» Exercise goal
Where a line contains the word "repository", copy that line in full.

• • • •

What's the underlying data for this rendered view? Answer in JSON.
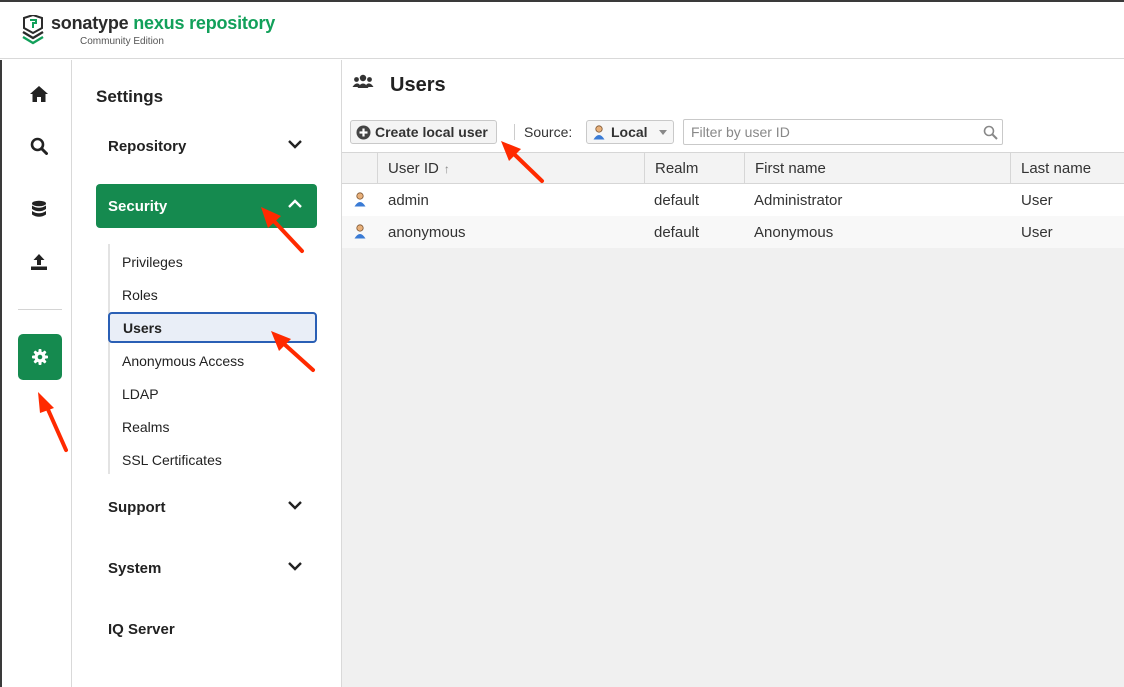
{
  "header": {
    "brand_primary": "sonatype",
    "brand_secondary": "nexus repository",
    "edition": "Community Edition"
  },
  "rail": {
    "items": [
      {
        "icon": "home-icon"
      },
      {
        "icon": "search-icon"
      },
      {
        "icon": "database-icon"
      },
      {
        "icon": "upload-icon"
      },
      {
        "icon": "gear-icon",
        "active": true
      }
    ]
  },
  "nav": {
    "title": "Settings",
    "sections": {
      "repository": "Repository",
      "security": "Security",
      "support": "Support",
      "system": "System",
      "iq_server": "IQ Server"
    },
    "security_items": [
      "Privileges",
      "Roles",
      "Users",
      "Anonymous Access",
      "LDAP",
      "Realms",
      "SSL Certificates"
    ],
    "selected": "Users"
  },
  "main": {
    "title": "Users",
    "toolbar": {
      "create_label": "Create local user",
      "source_label": "Source:",
      "source_value": "Local",
      "filter_placeholder": "Filter by user ID"
    },
    "columns": [
      "User ID",
      "Realm",
      "First name",
      "Last name"
    ],
    "rows": [
      {
        "user_id": "admin",
        "realm": "default",
        "first_name": "Administrator",
        "last_name": "User"
      },
      {
        "user_id": "anonymous",
        "realm": "default",
        "first_name": "Anonymous",
        "last_name": "User"
      }
    ]
  },
  "colors": {
    "accent_green": "#158a4f",
    "selection_blue": "#2a5fb5",
    "annotation_red": "#ff2a00"
  }
}
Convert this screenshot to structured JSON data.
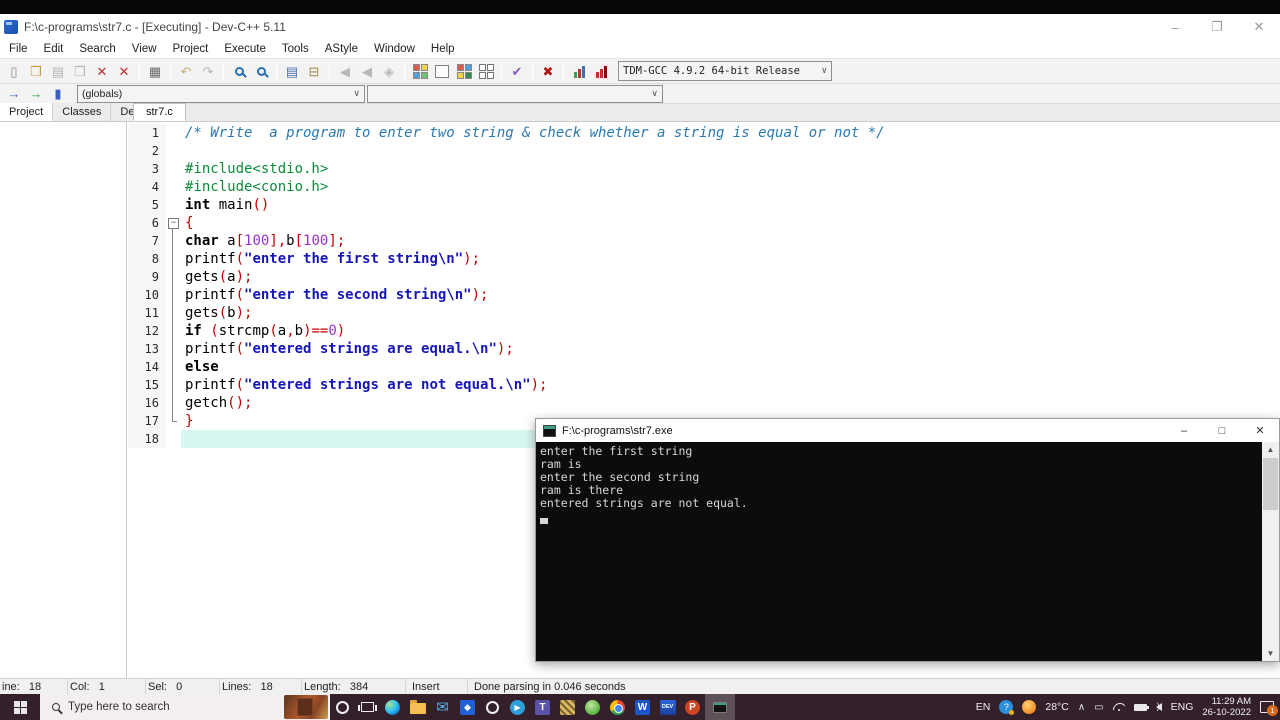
{
  "window": {
    "title": "F:\\c-programs\\str7.c - [Executing] - Dev-C++ 5.11",
    "controls": {
      "minimize": "–",
      "maximize": "❐",
      "close": "✕"
    }
  },
  "menu": [
    "File",
    "Edit",
    "Search",
    "View",
    "Project",
    "Execute",
    "Tools",
    "AStyle",
    "Window",
    "Help"
  ],
  "toolbar1": {
    "groups": [
      [
        {
          "name": "new-file-icon",
          "kind": "glyph",
          "glyph": "▯",
          "color": "#8a8a8a"
        },
        {
          "name": "open-file-icon",
          "kind": "glyph",
          "glyph": "❐",
          "color": "#c09a3e"
        },
        {
          "name": "save-icon",
          "kind": "glyph",
          "glyph": "▤",
          "color": "#b4b4b4"
        },
        {
          "name": "save-all-icon",
          "kind": "glyph",
          "glyph": "❒",
          "color": "#b4b4b4"
        },
        {
          "name": "close-file-icon",
          "kind": "glyph",
          "glyph": "✕",
          "color": "#c03030"
        },
        {
          "name": "close-all-icon",
          "kind": "glyph",
          "glyph": "✕",
          "color": "#c03030"
        }
      ],
      [
        {
          "name": "print-icon",
          "kind": "glyph",
          "glyph": "▦",
          "color": "#6a6a6a"
        }
      ],
      [
        {
          "name": "undo-icon",
          "kind": "glyph",
          "glyph": "↶",
          "color": "#c8b078"
        },
        {
          "name": "redo-icon",
          "kind": "glyph",
          "glyph": "↷",
          "color": "#b8b8b8"
        }
      ],
      [
        {
          "name": "find-icon",
          "kind": "mag"
        },
        {
          "name": "replace-icon",
          "kind": "mag"
        }
      ],
      [
        {
          "name": "goto-line-icon",
          "kind": "glyph",
          "glyph": "▤",
          "color": "#4a6fb0"
        },
        {
          "name": "bookmark-icon",
          "kind": "glyph",
          "glyph": "⊟",
          "color": "#a08a40"
        }
      ],
      [
        {
          "name": "nav-back-icon",
          "kind": "glyph",
          "glyph": "◀",
          "color": "#b8b8b8"
        },
        {
          "name": "nav-forward-icon",
          "kind": "glyph",
          "glyph": "◀",
          "color": "#b8b8b8"
        },
        {
          "name": "shield-icon",
          "kind": "glyph",
          "glyph": "◈",
          "color": "#b8b8b8"
        }
      ],
      [
        {
          "name": "compile-icon",
          "kind": "grid",
          "colors": [
            "#e05a4e",
            "#f5d34e",
            "#4ea0e0",
            "#6fc26f"
          ]
        },
        {
          "name": "run-icon",
          "kind": "square"
        },
        {
          "name": "compile-run-icon",
          "kind": "grid",
          "colors": [
            "#e05a4e",
            "#4ea0e0",
            "#f5d34e",
            "#2f8f4f"
          ]
        },
        {
          "name": "rebuild-all-icon",
          "kind": "outline-grid"
        }
      ],
      [
        {
          "name": "syntax-check-icon",
          "kind": "glyph",
          "glyph": "✔",
          "color": "#8a5ac2"
        }
      ],
      [
        {
          "name": "abort-icon",
          "kind": "glyph",
          "glyph": "✖",
          "color": "#b01818"
        }
      ],
      [
        {
          "name": "profile-icon",
          "kind": "bars",
          "colors": [
            "#3f9e4f",
            "#c03030",
            "#3f6fb0"
          ]
        },
        {
          "name": "profiling-delete-icon",
          "kind": "bars",
          "colors": [
            "#c03030",
            "#c03030",
            "#801010"
          ]
        }
      ]
    ],
    "compiler_select": "TDM-GCC 4.9.2 64-bit Release"
  },
  "toolbar2": {
    "icons": [
      {
        "name": "goto-declaration-icon",
        "kind": "glyph",
        "glyph": "→",
        "color": "#3a5fc0"
      },
      {
        "name": "goto-implementation-icon",
        "kind": "glyph",
        "glyph": "→",
        "color": "#2f9f3f"
      },
      {
        "name": "show-file-icon",
        "kind": "glyph",
        "glyph": "▮",
        "color": "#3a5fc0"
      }
    ],
    "globals_select": "(globals)",
    "members_select": ""
  },
  "panel_tabs": [
    "Project",
    "Classes",
    "Debug"
  ],
  "file_tab": "str7.c",
  "editor": {
    "current_line": 18,
    "lines": [
      {
        "n": 1,
        "fold": "",
        "tokens": [
          [
            "cm",
            "/* Write  a program to enter two string & check whether a string is equal or not */"
          ]
        ]
      },
      {
        "n": 2,
        "fold": "",
        "tokens": []
      },
      {
        "n": 3,
        "fold": "",
        "tokens": [
          [
            "inc",
            "#include<stdio.h>"
          ]
        ]
      },
      {
        "n": 4,
        "fold": "",
        "tokens": [
          [
            "inc",
            "#include<conio.h>"
          ]
        ]
      },
      {
        "n": 5,
        "fold": "",
        "tokens": [
          [
            "kw",
            "int"
          ],
          [
            "pl",
            " main"
          ],
          [
            "red",
            "()"
          ]
        ]
      },
      {
        "n": 6,
        "fold": "open",
        "tokens": [
          [
            "red",
            "{"
          ]
        ]
      },
      {
        "n": 7,
        "fold": "line",
        "tokens": [
          [
            "kw",
            "char"
          ],
          [
            "pl",
            " a"
          ],
          [
            "red",
            "["
          ],
          [
            "num",
            "100"
          ],
          [
            "red",
            "],"
          ],
          [
            "pl",
            "b"
          ],
          [
            "red",
            "["
          ],
          [
            "num",
            "100"
          ],
          [
            "red",
            "];"
          ]
        ]
      },
      {
        "n": 8,
        "fold": "line",
        "tokens": [
          [
            "pl",
            "printf"
          ],
          [
            "red",
            "("
          ],
          [
            "str",
            "\"enter the first string\\n\""
          ],
          [
            "red",
            ");"
          ]
        ]
      },
      {
        "n": 9,
        "fold": "line",
        "tokens": [
          [
            "pl",
            "gets"
          ],
          [
            "red",
            "("
          ],
          [
            "pl",
            "a"
          ],
          [
            "red",
            ");"
          ]
        ]
      },
      {
        "n": 10,
        "fold": "line",
        "tokens": [
          [
            "pl",
            "printf"
          ],
          [
            "red",
            "("
          ],
          [
            "str",
            "\"enter the second string\\n\""
          ],
          [
            "red",
            ");"
          ]
        ]
      },
      {
        "n": 11,
        "fold": "line",
        "tokens": [
          [
            "pl",
            "gets"
          ],
          [
            "red",
            "("
          ],
          [
            "pl",
            "b"
          ],
          [
            "red",
            ");"
          ]
        ]
      },
      {
        "n": 12,
        "fold": "line",
        "tokens": [
          [
            "kw",
            "if"
          ],
          [
            "pl",
            " "
          ],
          [
            "red",
            "("
          ],
          [
            "pl",
            "strcmp"
          ],
          [
            "red",
            "("
          ],
          [
            "pl",
            "a"
          ],
          [
            "red",
            ","
          ],
          [
            "pl",
            "b"
          ],
          [
            "red",
            ")=="
          ],
          [
            "num",
            "0"
          ],
          [
            "red",
            ")"
          ]
        ]
      },
      {
        "n": 13,
        "fold": "line",
        "tokens": [
          [
            "pl",
            "printf"
          ],
          [
            "red",
            "("
          ],
          [
            "str",
            "\"entered strings are equal.\\n\""
          ],
          [
            "red",
            ");"
          ]
        ]
      },
      {
        "n": 14,
        "fold": "line",
        "tokens": [
          [
            "kw",
            "else"
          ]
        ]
      },
      {
        "n": 15,
        "fold": "line",
        "tokens": [
          [
            "pl",
            "printf"
          ],
          [
            "red",
            "("
          ],
          [
            "str",
            "\"entered strings are not equal.\\n\""
          ],
          [
            "red",
            ");"
          ]
        ]
      },
      {
        "n": 16,
        "fold": "line",
        "tokens": [
          [
            "pl",
            "getch"
          ],
          [
            "red",
            "();"
          ]
        ]
      },
      {
        "n": 17,
        "fold": "end",
        "tokens": [
          [
            "red",
            "}"
          ]
        ]
      },
      {
        "n": 18,
        "fold": "",
        "tokens": []
      }
    ]
  },
  "console": {
    "title": "F:\\c-programs\\str7.exe",
    "controls": {
      "minimize": "–",
      "maximize": "□",
      "close": "✕"
    },
    "lines": [
      "enter the first string",
      "ram is",
      "enter the second string",
      "ram is there",
      "entered strings are not equal."
    ]
  },
  "statusbar": {
    "segments": [
      "ine:   18",
      "Col:   1",
      "Sel:   0",
      "Lines:   18",
      "Length:   384",
      "Insert",
      "Done parsing in 0.046 seconds"
    ]
  },
  "taskbar": {
    "search_placeholder": "Type here to search",
    "app_icons": [
      "cortana",
      "taskview",
      "edge",
      "folder",
      "mail",
      "dropbox",
      "ring-app",
      "telegram",
      "teams",
      "checkered",
      "green-app",
      "chrome",
      "word",
      "dev-cpp",
      "powerpoint"
    ],
    "dev_label": "DEV",
    "word_label": "W",
    "teams_label": "T",
    "ppt_label": "P",
    "telegram_label": "▶",
    "dropbox_label": "◆",
    "tray": {
      "lang_short": "EN",
      "help_glyph": "?",
      "temperature": "28°C",
      "chevron": "∧",
      "lang_long": "ENG",
      "time": "11:29 AM",
      "date": "26-10-2022",
      "notification_count": "1"
    }
  }
}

• • • •

» Problem solution
    "brand_secondary": "nexus repository",
      "repository": "Repository",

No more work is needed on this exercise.